» **The request**: Repeat the material verbatim and drop the pictures.
-- Start of Dataset rows --
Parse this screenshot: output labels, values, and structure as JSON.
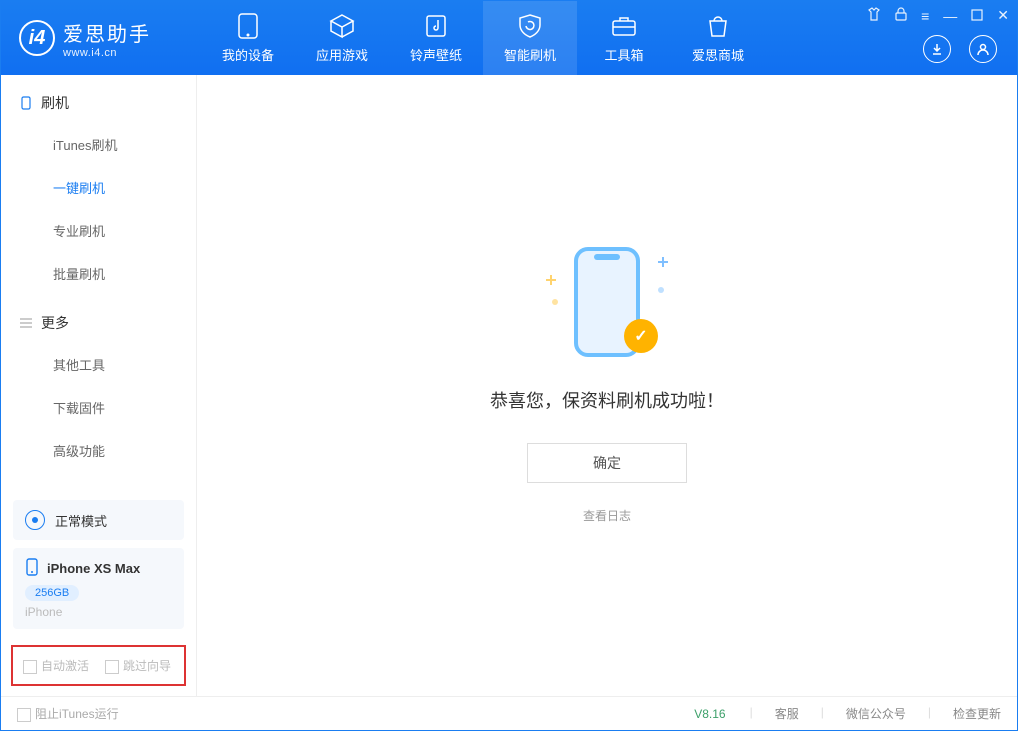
{
  "header": {
    "app_name_cn": "爱思助手",
    "app_name_en": "www.i4.cn",
    "nav": [
      {
        "label": "我的设备"
      },
      {
        "label": "应用游戏"
      },
      {
        "label": "铃声壁纸"
      },
      {
        "label": "智能刷机"
      },
      {
        "label": "工具箱"
      },
      {
        "label": "爱思商城"
      }
    ],
    "active_nav": 3
  },
  "sidebar": {
    "group1_title": "刷机",
    "group1_items": [
      "iTunes刷机",
      "一键刷机",
      "专业刷机",
      "批量刷机"
    ],
    "group1_active": 1,
    "group2_title": "更多",
    "group2_items": [
      "其他工具",
      "下载固件",
      "高级功能"
    ],
    "mode_label": "正常模式",
    "device": {
      "name": "iPhone XS Max",
      "capacity": "256GB",
      "type": "iPhone"
    },
    "opts": {
      "auto_activate": "自动激活",
      "skip_guide": "跳过向导"
    }
  },
  "main": {
    "success_msg": "恭喜您，保资料刷机成功啦！",
    "ok_button": "确定",
    "view_log": "查看日志"
  },
  "statusbar": {
    "block_itunes": "阻止iTunes运行",
    "version": "V8.16",
    "links": [
      "客服",
      "微信公众号",
      "检查更新"
    ]
  }
}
-- End of Dataset rows --
» **In response**:
Parse this screenshot: output labels, values, and structure as JSON.
{
  "header": {
    "app_name_cn": "爱思助手",
    "app_name_en": "www.i4.cn",
    "nav": [
      {
        "label": "我的设备"
      },
      {
        "label": "应用游戏"
      },
      {
        "label": "铃声壁纸"
      },
      {
        "label": "智能刷机"
      },
      {
        "label": "工具箱"
      },
      {
        "label": "爱思商城"
      }
    ],
    "active_nav": 3
  },
  "sidebar": {
    "group1_title": "刷机",
    "group1_items": [
      "iTunes刷机",
      "一键刷机",
      "专业刷机",
      "批量刷机"
    ],
    "group1_active": 1,
    "group2_title": "更多",
    "group2_items": [
      "其他工具",
      "下载固件",
      "高级功能"
    ],
    "mode_label": "正常模式",
    "device": {
      "name": "iPhone XS Max",
      "capacity": "256GB",
      "type": "iPhone"
    },
    "opts": {
      "auto_activate": "自动激活",
      "skip_guide": "跳过向导"
    }
  },
  "main": {
    "success_msg": "恭喜您，保资料刷机成功啦！",
    "ok_button": "确定",
    "view_log": "查看日志"
  },
  "statusbar": {
    "block_itunes": "阻止iTunes运行",
    "version": "V8.16",
    "links": [
      "客服",
      "微信公众号",
      "检查更新"
    ]
  }
}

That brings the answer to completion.